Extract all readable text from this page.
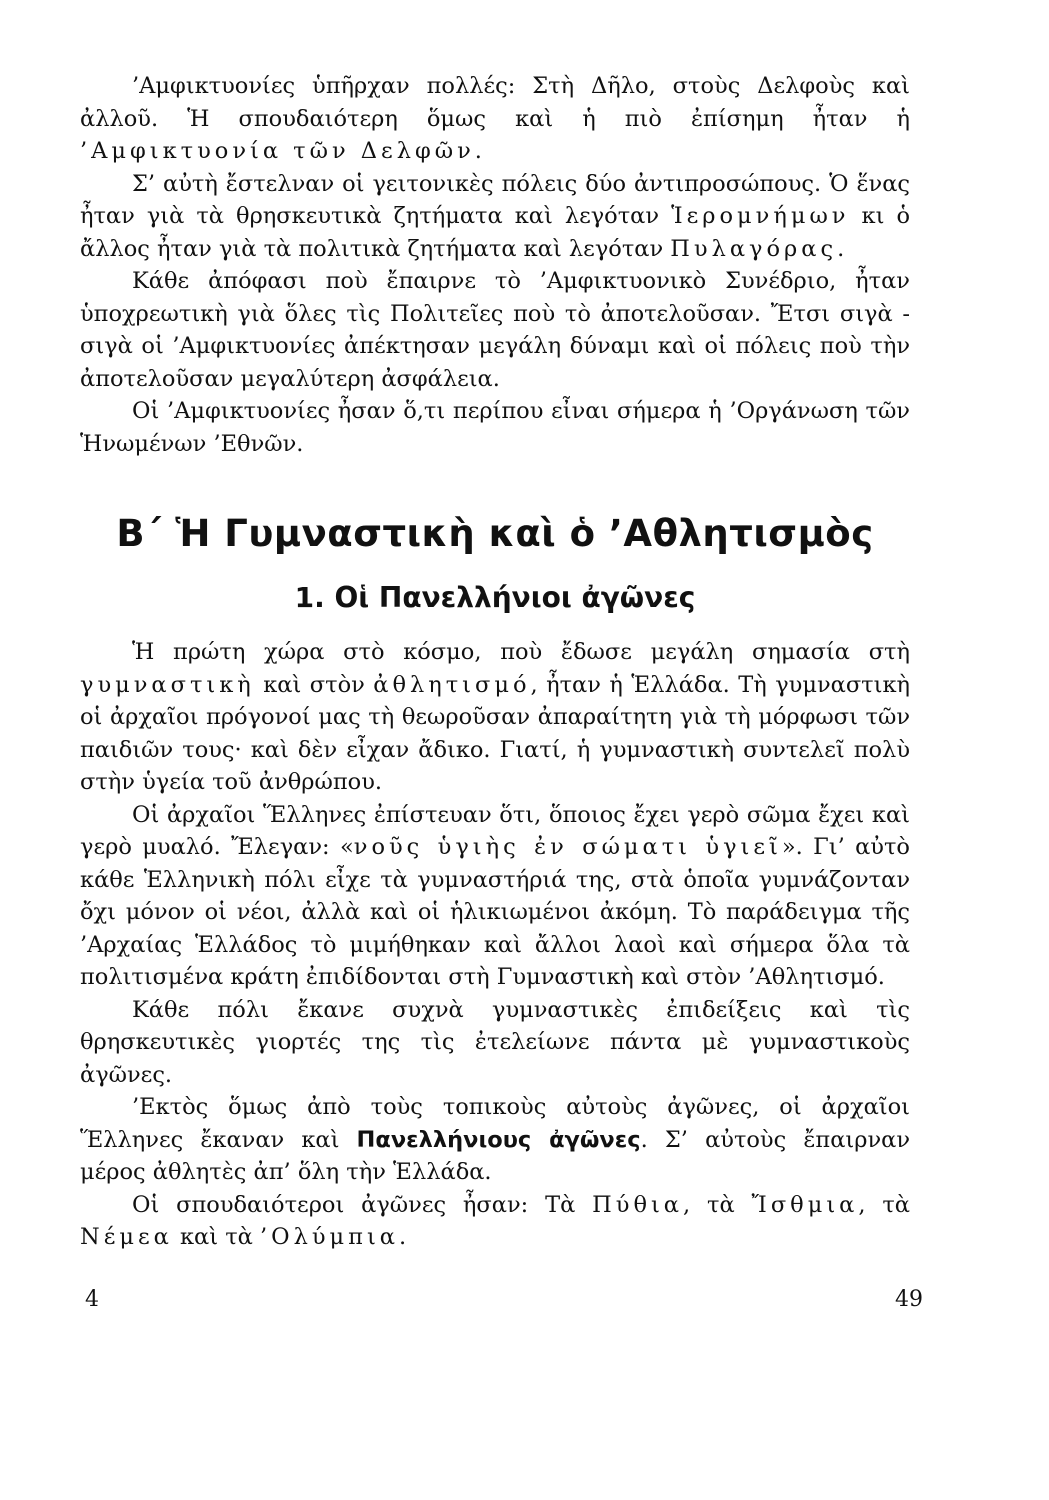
’Αμφικτυονίες ὑπῆρχαν πολλές: Στὴ Δῆλο, στοὺς Δελφοὺς καὶ ἀλλοῦ. Ἡ σπουδαιότερη ὅμως καὶ ἡ πιὸ ἐπίσημη ἦταν ἡ ’Αμφικτυονία τῶν Δελφῶν.

Σ’ αὐτὴ ἔστελναν οἱ γειτονικὲς πόλεις δύο ἀντιπροσώπους. Ὁ ἕνας ἦταν γιὰ τὰ θρησκευτικὰ ζητήματα καὶ λεγόταν Ἱερομνήμων κι ὁ ἄλλος ἦταν γιὰ τὰ πολιτικὰ ζητήματα καὶ λεγόταν Πυλαγόρας.

Κάθε ἀπόφασι ποὺ ἔπαιρνε τὸ ’Αμφικτυονικὸ Συνέδριο, ἦταν ὑποχρεωτικὴ γιὰ ὅλες τὶς Πολιτεῖες ποὺ τὸ ἀποτελοῦσαν. Ἔτσι σιγὰ - σιγὰ οἱ ’Αμφικτυονίες ἀπέκτησαν μεγάλη δύναμι καὶ οἱ πόλεις ποὺ τὴν ἀποτελοῦσαν μεγαλύτερη ἀσφάλεια.

Οἱ ’Αμφικτυονίες ἦσαν ὅ,τι περίπου εἶναι σήμερα ἡ ’Οργάνωση τῶν Ἡνωμένων ’Εθνῶν.

Β΄ Ἡ Γυμναστικὴ καὶ ὁ ’Αθλητισμὸς
1. Οἱ Πανελλήνιοι ἀγῶνες

Ἡ πρώτη χώρα στὸ κόσμο, ποὺ ἔδωσε μεγάλη σημασία στὴ γυμναστικὴ καὶ στὸν ἀθλητισμό, ἦταν ἡ Ἑλλάδα. Τὴ γυμναστικὴ οἱ ἀρχαῖοι πρόγονοί μας τὴ θεωροῦσαν ἀπαραίτητη γιὰ τὴ μόρφωσι τῶν παιδιῶν τους· καὶ δὲν εἶχαν ἄδικο. Γιατί, ἡ γυμναστικὴ συντελεῖ πολὺ στὴν ὑγεία τοῦ ἀνθρώπου.

Οἱ ἀρχαῖοι Ἕλληνες ἐπίστευαν ὅτι, ὅποιος ἔχει γερὸ σῶμα ἔχει καὶ γερὸ μυαλό. Ἔλεγαν: «νοῦς ὑγιὴς ἐν σώματι ὑγιεῖ». Γι’ αὐτὸ κάθε Ἑλληνικὴ πόλι εἶχε τὰ γυμναστήριά της, στὰ ὁποῖα γυμνάζονταν ὄχι μόνον οἱ νέοι, ἀλλὰ καὶ οἱ ἡλικιωμένοι ἀκόμη. Τὸ παράδειγμα τῆς ’Αρχαίας Ἑλλάδος τὸ μιμήθηκαν καὶ ἄλλοι λαοὶ καὶ σήμερα ὅλα τὰ πολιτισμένα κράτη ἐπιδίδονται στὴ Γυμναστικὴ καὶ στὸν ’Αθλητισμό.

Κάθε πόλι ἔκανε συχνὰ γυμναστικὲς ἐπιδείξεις καὶ τὶς θρησκευτικὲς γιορτές της τὶς ἐτελείωνε πάντα μὲ γυμναστικοὺς ἀγῶνες.

’Εκτὸς ὅμως ἀπὸ τοὺς τοπικοὺς αὐτοὺς ἀγῶνες, οἱ ἀρχαῖοι Ἕλληνες ἔκαναν καὶ Πανελλήνιους ἀγῶνες. Σ’ αὐτοὺς ἔπαιρναν μέρος ἀθλητὲς ἀπ’ ὅλη τὴν Ἑλλάδα.

Οἱ σπουδαιότεροι ἀγῶνες ἦσαν: Τὰ Πύθια, τὰ Ἴσθμια, τὰ Νέμεα καὶ τὰ ’Ολύμπια.

4	49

:: TASK DESCRIPTION ::
Quote the records in their entirety, keeping the wording exact and excluding pictures.

:: IN RESPONSE ::
Extract all readable text from this page.
’Αμφικτυονίες ὑπῆρχαν πολλές: Στὴ Δῆλο, στοὺς Δελφοὺς καὶ ἀλλοῦ. Ἡ σπουδαιότερη ὅμως καὶ ἡ πιὸ ἐπίσημη ἦταν ἡ ’Αμφικτυονία τῶν Δελφῶν.

Σ’ αὐτὴ ἔστελναν οἱ γειτονικὲς πόλεις δύο ἀντιπροσώπους. Ὁ ἕνας ἦταν γιὰ τὰ θρησκευτικὰ ζητήματα καὶ λεγόταν Ἱερομνήμων κι ὁ ἄλλος ἦταν γιὰ τὰ πολιτικὰ ζητήματα καὶ λεγόταν Πυλαγόρας.

Κάθε ἀπόφασι ποὺ ἔπαιρνε τὸ ’Αμφικτυονικὸ Συνέδριο, ἦταν ὑποχρεωτικὴ γιὰ ὅλες τὶς Πολιτεῖες ποὺ τὸ ἀποτελοῦσαν. Ἔτσι σιγὰ - σιγὰ οἱ ’Αμφικτυονίες ἀπέκτησαν μεγάλη δύναμι καὶ οἱ πόλεις ποὺ τὴν ἀποτελοῦσαν μεγαλύτερη ἀσφάλεια.

Οἱ ’Αμφικτυονίες ἦσαν ὅ,τι περίπου εἶναι σήμερα ἡ ’Οργάνωση τῶν Ἡνωμένων ’Εθνῶν.

Β΄ Ἡ Γυμναστικὴ καὶ ὁ ’Αθλητισμὸς
1. Οἱ Πανελλήνιοι ἀγῶνες

Ἡ πρώτη χώρα στὸ κόσμο, ποὺ ἔδωσε μεγάλη σημασία στὴ γυμναστικὴ καὶ στὸν ἀθλητισμό, ἦταν ἡ Ἑλλάδα. Τὴ γυμναστικὴ οἱ ἀρχαῖοι πρόγονοί μας τὴ θεωροῦσαν ἀπαραίτητη γιὰ τὴ μόρφωσι τῶν παιδιῶν τους· καὶ δὲν εἶχαν ἄδικο. Γιατί, ἡ γυμναστικὴ συντελεῖ πολὺ στὴν ὑγεία τοῦ ἀνθρώπου.

Οἱ ἀρχαῖοι Ἕλληνες ἐπίστευαν ὅτι, ὅποιος ἔχει γερὸ σῶμα ἔχει καὶ γερὸ μυαλό. Ἔλεγαν: «νοῦς ὑγιὴς ἐν σώματι ὑγιεῖ». Γι’ αὐτὸ κάθε Ἑλληνικὴ πόλι εἶχε τὰ γυμναστήριά της, στὰ ὁποῖα γυμνάζονταν ὄχι μόνον οἱ νέοι, ἀλλὰ καὶ οἱ ἡλικιωμένοι ἀκόμη. Τὸ παράδειγμα τῆς ’Αρχαίας Ἑλλάδος τὸ μιμήθηκαν καὶ ἄλλοι λαοὶ καὶ σήμερα ὅλα τὰ πολιτισμένα κράτη ἐπιδίδονται στὴ Γυμναστικὴ καὶ στὸν ’Αθλητισμό.

Κάθε πόλι ἔκανε συχνὰ γυμναστικὲς ἐπιδείξεις καὶ τὶς θρησκευτικὲς γιορτές της τὶς ἐτελείωνε πάντα μὲ γυμναστικοὺς ἀγῶνες.

’Εκτὸς ὅμως ἀπὸ τοὺς τοπικοὺς αὐτοὺς ἀγῶνες, οἱ ἀρχαῖοι Ἕλληνες ἔκαναν καὶ Πανελλήνιους ἀγῶνες. Σ’ αὐτοὺς ἔπαιρναν μέρος ἀθλητὲς ἀπ’ ὅλη τὴν Ἑλλάδα.

Οἱ σπουδαιότεροι ἀγῶνες ἦσαν: Τὰ Πύθια, τὰ Ἴσθμια, τὰ Νέμεα καὶ τὰ ’Ολύμπια.

4	49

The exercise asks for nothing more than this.